▶ [INPUT MATERIAL]
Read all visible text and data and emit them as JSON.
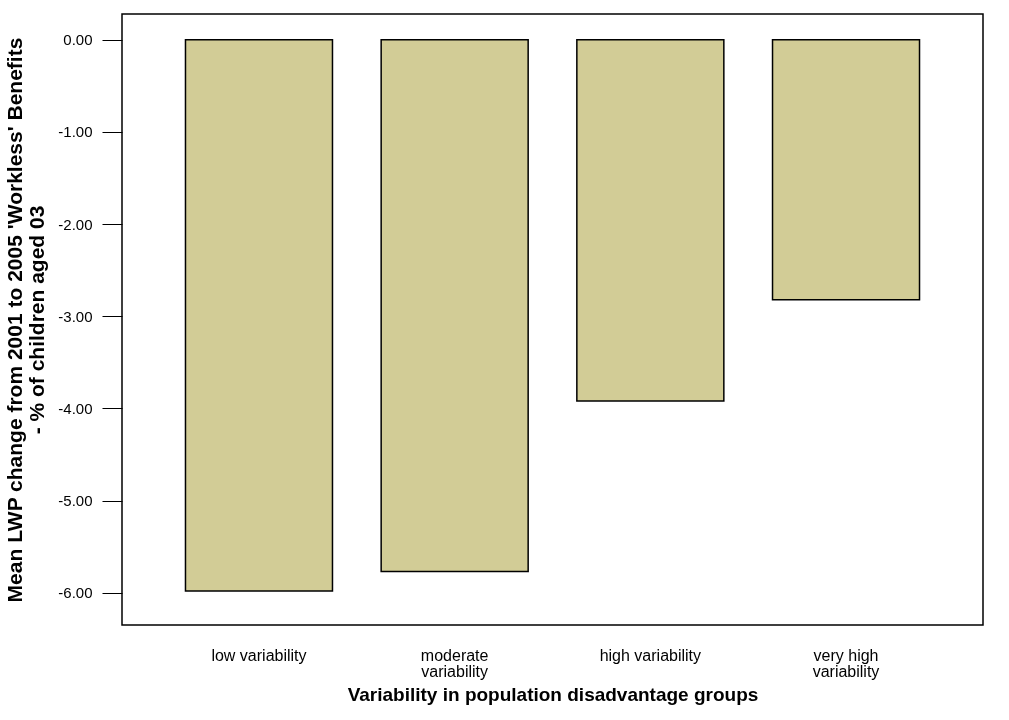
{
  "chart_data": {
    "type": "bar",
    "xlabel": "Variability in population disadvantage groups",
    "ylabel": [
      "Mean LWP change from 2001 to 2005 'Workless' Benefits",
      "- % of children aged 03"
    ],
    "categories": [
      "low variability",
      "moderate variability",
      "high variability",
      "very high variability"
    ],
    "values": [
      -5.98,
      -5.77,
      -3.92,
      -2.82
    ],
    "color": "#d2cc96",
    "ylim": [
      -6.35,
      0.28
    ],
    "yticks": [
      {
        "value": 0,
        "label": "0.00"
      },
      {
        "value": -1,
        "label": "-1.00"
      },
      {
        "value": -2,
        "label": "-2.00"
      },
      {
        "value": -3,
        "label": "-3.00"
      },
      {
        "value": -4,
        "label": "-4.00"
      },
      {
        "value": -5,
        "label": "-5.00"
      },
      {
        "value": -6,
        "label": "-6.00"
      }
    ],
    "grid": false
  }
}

▶ [INSTRUCTIONS TO FOLLOW] Go through the listing above and work out how many lines contain the string "high". Reply with the number alone.

▶ [RESULT BELOW] 2